> [INPUT FOR THIS TASK]:
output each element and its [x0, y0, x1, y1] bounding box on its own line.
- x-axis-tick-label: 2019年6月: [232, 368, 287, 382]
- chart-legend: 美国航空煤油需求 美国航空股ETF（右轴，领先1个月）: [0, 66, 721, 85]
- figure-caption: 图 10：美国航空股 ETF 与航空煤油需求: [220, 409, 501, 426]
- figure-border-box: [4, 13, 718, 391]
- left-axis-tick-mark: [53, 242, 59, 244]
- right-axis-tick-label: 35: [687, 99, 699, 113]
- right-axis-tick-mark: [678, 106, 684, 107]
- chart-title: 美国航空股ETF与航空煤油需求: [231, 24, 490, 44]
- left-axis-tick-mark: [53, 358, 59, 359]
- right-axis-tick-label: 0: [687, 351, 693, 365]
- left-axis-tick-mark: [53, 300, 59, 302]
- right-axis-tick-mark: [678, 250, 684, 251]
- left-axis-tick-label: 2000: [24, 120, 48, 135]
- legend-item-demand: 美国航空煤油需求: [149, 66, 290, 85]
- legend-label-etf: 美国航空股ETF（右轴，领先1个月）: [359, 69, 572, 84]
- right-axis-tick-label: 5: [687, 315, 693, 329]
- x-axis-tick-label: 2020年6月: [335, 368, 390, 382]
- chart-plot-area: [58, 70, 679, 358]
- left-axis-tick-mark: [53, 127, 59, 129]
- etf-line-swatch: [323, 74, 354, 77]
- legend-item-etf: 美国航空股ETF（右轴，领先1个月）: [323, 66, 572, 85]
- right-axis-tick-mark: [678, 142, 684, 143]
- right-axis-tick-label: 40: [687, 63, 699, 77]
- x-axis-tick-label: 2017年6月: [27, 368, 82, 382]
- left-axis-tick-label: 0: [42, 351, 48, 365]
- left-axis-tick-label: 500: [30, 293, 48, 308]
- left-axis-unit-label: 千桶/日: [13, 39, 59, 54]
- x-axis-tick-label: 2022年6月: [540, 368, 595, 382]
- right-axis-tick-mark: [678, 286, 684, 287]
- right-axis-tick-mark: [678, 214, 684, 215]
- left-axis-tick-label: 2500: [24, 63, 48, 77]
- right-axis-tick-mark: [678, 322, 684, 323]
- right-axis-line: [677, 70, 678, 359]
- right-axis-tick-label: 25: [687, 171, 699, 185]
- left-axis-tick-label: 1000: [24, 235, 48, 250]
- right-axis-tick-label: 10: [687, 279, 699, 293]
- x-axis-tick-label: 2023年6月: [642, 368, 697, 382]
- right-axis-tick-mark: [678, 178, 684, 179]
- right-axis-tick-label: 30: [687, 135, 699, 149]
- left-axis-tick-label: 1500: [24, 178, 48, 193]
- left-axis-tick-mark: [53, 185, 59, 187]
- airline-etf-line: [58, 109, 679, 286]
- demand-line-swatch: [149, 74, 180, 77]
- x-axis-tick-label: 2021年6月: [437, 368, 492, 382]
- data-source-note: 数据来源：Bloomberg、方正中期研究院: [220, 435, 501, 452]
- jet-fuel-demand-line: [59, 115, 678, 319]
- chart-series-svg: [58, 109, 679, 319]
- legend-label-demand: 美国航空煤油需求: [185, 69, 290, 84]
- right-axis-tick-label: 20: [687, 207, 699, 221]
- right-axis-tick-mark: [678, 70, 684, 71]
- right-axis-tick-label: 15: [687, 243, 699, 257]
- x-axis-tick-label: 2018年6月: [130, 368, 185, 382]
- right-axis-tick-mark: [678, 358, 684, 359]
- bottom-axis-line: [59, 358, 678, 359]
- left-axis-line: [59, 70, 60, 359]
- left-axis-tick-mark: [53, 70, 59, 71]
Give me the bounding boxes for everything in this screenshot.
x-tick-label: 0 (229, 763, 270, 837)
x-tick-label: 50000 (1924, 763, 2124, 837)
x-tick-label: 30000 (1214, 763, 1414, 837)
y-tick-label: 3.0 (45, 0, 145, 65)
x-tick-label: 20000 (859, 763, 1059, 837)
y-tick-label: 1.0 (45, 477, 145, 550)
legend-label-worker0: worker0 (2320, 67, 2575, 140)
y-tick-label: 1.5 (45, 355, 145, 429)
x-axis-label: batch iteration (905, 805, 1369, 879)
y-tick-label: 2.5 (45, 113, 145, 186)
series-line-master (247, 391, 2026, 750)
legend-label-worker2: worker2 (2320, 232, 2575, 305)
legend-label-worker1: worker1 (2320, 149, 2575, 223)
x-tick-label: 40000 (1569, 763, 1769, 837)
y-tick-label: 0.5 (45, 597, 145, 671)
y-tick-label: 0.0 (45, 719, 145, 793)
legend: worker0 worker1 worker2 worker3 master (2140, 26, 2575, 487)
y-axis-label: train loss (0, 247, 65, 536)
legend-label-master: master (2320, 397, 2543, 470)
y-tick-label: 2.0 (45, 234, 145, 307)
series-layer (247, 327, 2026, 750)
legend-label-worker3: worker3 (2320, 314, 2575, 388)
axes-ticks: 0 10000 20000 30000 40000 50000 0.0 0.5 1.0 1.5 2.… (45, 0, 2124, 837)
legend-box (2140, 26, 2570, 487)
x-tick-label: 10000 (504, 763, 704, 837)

> [EXERCISE PROMPT]:
Copy the records verbatim, from the first line through the line containing "- right-axis-tick-label: 5: [687, 315, 693, 329]", including both ends.

> [RESPONSE]:
output each element and its [x0, y0, x1, y1] bounding box on its own line.
- x-axis-tick-label: 2019年6月: [232, 368, 287, 382]
- chart-legend: 美国航空煤油需求 美国航空股ETF（右轴，领先1个月）: [0, 66, 721, 85]
- figure-caption: 图 10：美国航空股 ETF 与航空煤油需求: [220, 409, 501, 426]
- figure-border-box: [4, 13, 718, 391]
- left-axis-tick-mark: [53, 242, 59, 244]
- right-axis-tick-label: 35: [687, 99, 699, 113]
- right-axis-tick-mark: [678, 106, 684, 107]
- chart-title: 美国航空股ETF与航空煤油需求: [231, 24, 490, 44]
- left-axis-tick-mark: [53, 358, 59, 359]
- right-axis-tick-label: 0: [687, 351, 693, 365]
- left-axis-tick-mark: [53, 300, 59, 302]
- right-axis-tick-mark: [678, 250, 684, 251]
- left-axis-tick-label: 2000: [24, 120, 48, 135]
- legend-item-demand: 美国航空煤油需求: [149, 66, 290, 85]
- legend-label-etf: 美国航空股ETF（右轴，领先1个月）: [359, 69, 572, 84]
- right-axis-tick-label: 5: [687, 315, 693, 329]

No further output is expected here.